### What you are asked to do
Count the lines in the records below that contain the word "Linearna", and reply with only that number.

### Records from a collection
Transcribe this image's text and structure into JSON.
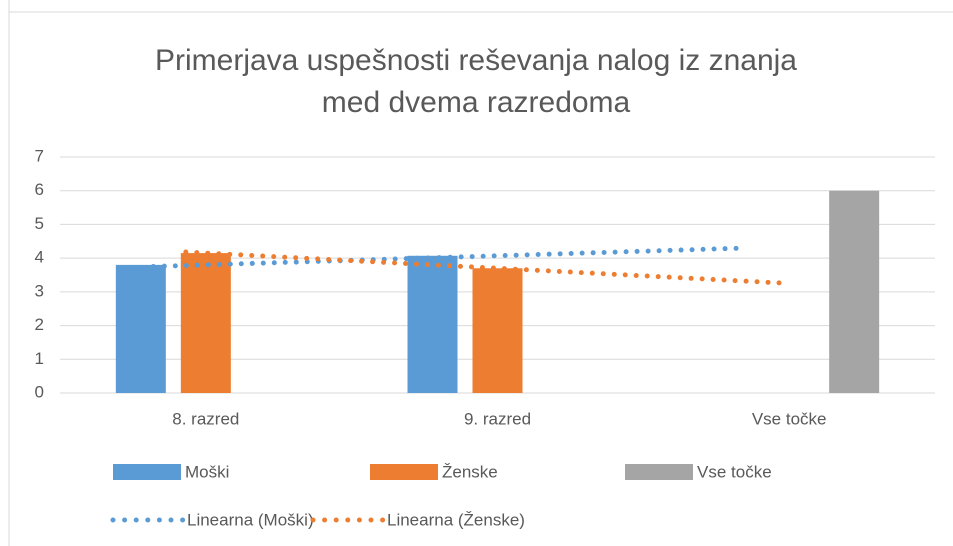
{
  "chart_data": {
    "type": "bar",
    "title": [
      "Primerjava uspešnosti reševanja nalog iz znanja",
      "med dvema razredoma"
    ],
    "categories": [
      "8. razred",
      "9. razred",
      "Vse točke"
    ],
    "series": [
      {
        "name": "Moški",
        "color": "#5b9bd5",
        "values": [
          3.8,
          4.07,
          null
        ]
      },
      {
        "name": "Ženske",
        "color": "#ed7d31",
        "values": [
          4.15,
          3.7,
          null
        ]
      },
      {
        "name": "Vse točke",
        "color": "#a5a5a5",
        "values": [
          null,
          null,
          6
        ]
      }
    ],
    "trendlines": [
      {
        "name": "Linearna (Moški)",
        "series": 0,
        "color": "#5b9bd5"
      },
      {
        "name": "Linearna (Ženske)",
        "series": 1,
        "color": "#ed7d31"
      }
    ],
    "ylim": [
      0,
      7
    ],
    "yticks": [
      0,
      1,
      2,
      3,
      4,
      5,
      6,
      7
    ],
    "grid": true,
    "legend": "bottom"
  }
}
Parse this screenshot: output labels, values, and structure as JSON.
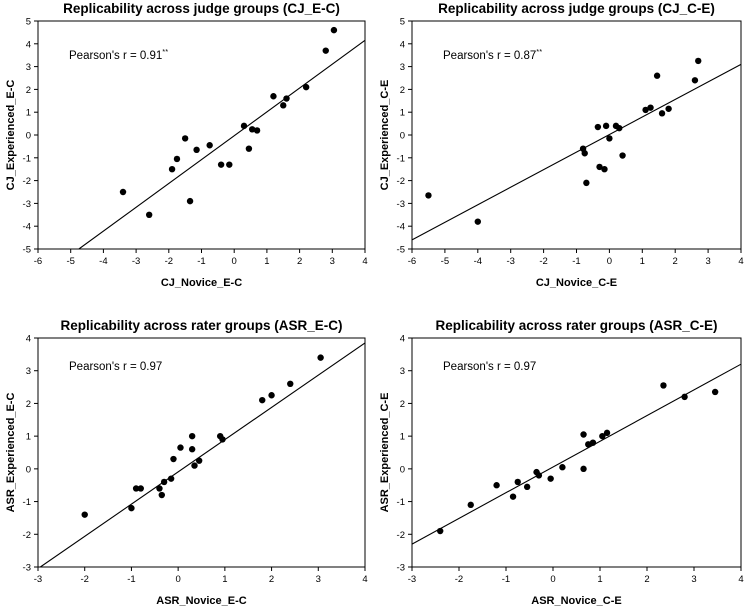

### Solved problem
2